# Start of Records supplied

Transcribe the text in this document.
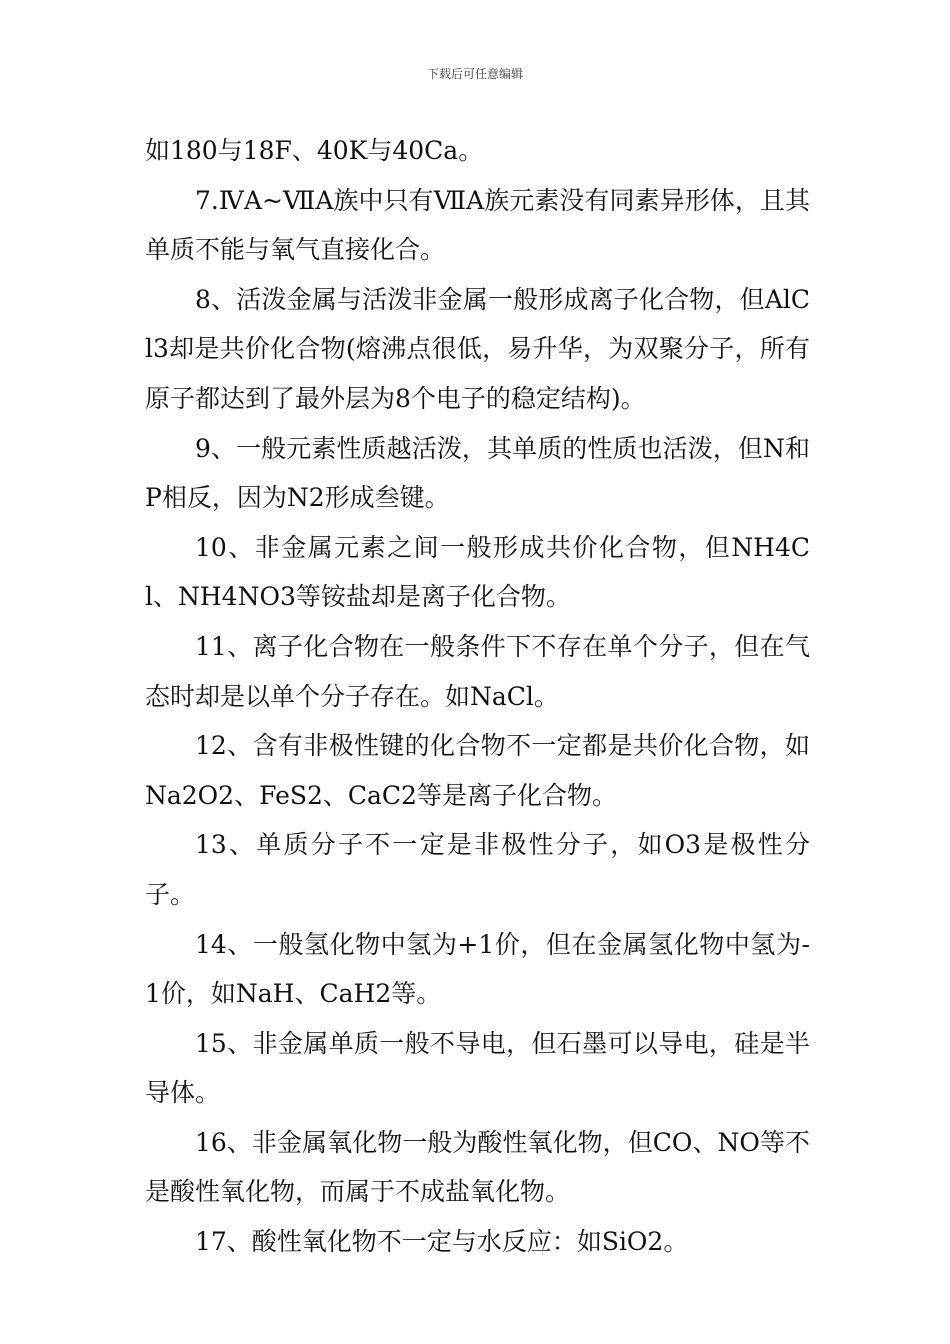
下载后可任意编辑

如180与18F、40K与40Ca。

7.ⅣA~ⅦA族中只有ⅦA族元素没有同素异形体，且其单质不能与氧气直接化合。

8、活泼金属与活泼非金属一般形成离子化合物，但AlCl3却是共价化合物(熔沸点很低，易升华，为双聚分子，所有原子都达到了最外层为8个电子的稳定结构)。

9、一般元素性质越活泼，其单质的性质也活泼，但N和P相反，因为N2形成叁键。

10、非金属元素之间一般形成共价化合物，但NH4Cl、NH4NO3等铵盐却是离子化合物。

11、离子化合物在一般条件下不存在单个分子，但在气态时却是以单个分子存在。如NaCl。

12、含有非极性键的化合物不一定都是共价化合物，如Na2O2、FeS2、CaC2等是离子化合物。

13、单质分子不一定是非极性分子，如O3是极性分子。

14、一般氢化物中氢为+1价，但在金属氢化物中氢为-1价，如NaH、CaH2等。

15、非金属单质一般不导电，但石墨可以导电，硅是半导体。

16、非金属氧化物一般为酸性氧化物，但CO、NO等不是酸性氧化物，而属于不成盐氧化物。

17、酸性氧化物不一定与水反应：如SiO2。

# End of Records supplied

Working from the lines above, reproduce the material exactly and exclude its pictures.

◆ Exercise response ◆
Transcribe the text in this document.
下载后可任意编辑

如180与18F、40K与40Ca。

7.ⅣA~ⅦA族中只有ⅦA族元素没有同素异形体，且其单质不能与氧气直接化合。

8、活泼金属与活泼非金属一般形成离子化合物，但AlCl3却是共价化合物(熔沸点很低，易升华，为双聚分子，所有原子都达到了最外层为8个电子的稳定结构)。

9、一般元素性质越活泼，其单质的性质也活泼，但N和P相反，因为N2形成叁键。

10、非金属元素之间一般形成共价化合物，但NH4Cl、NH4NO3等铵盐却是离子化合物。

11、离子化合物在一般条件下不存在单个分子，但在气态时却是以单个分子存在。如NaCl。

12、含有非极性键的化合物不一定都是共价化合物，如Na2O2、FeS2、CaC2等是离子化合物。

13、单质分子不一定是非极性分子，如O3是极性分子。

14、一般氢化物中氢为+1价，但在金属氢化物中氢为-1价，如NaH、CaH2等。

15、非金属单质一般不导电，但石墨可以导电，硅是半导体。

16、非金属氧化物一般为酸性氧化物，但CO、NO等不是酸性氧化物，而属于不成盐氧化物。

17、酸性氧化物不一定与水反应：如SiO2。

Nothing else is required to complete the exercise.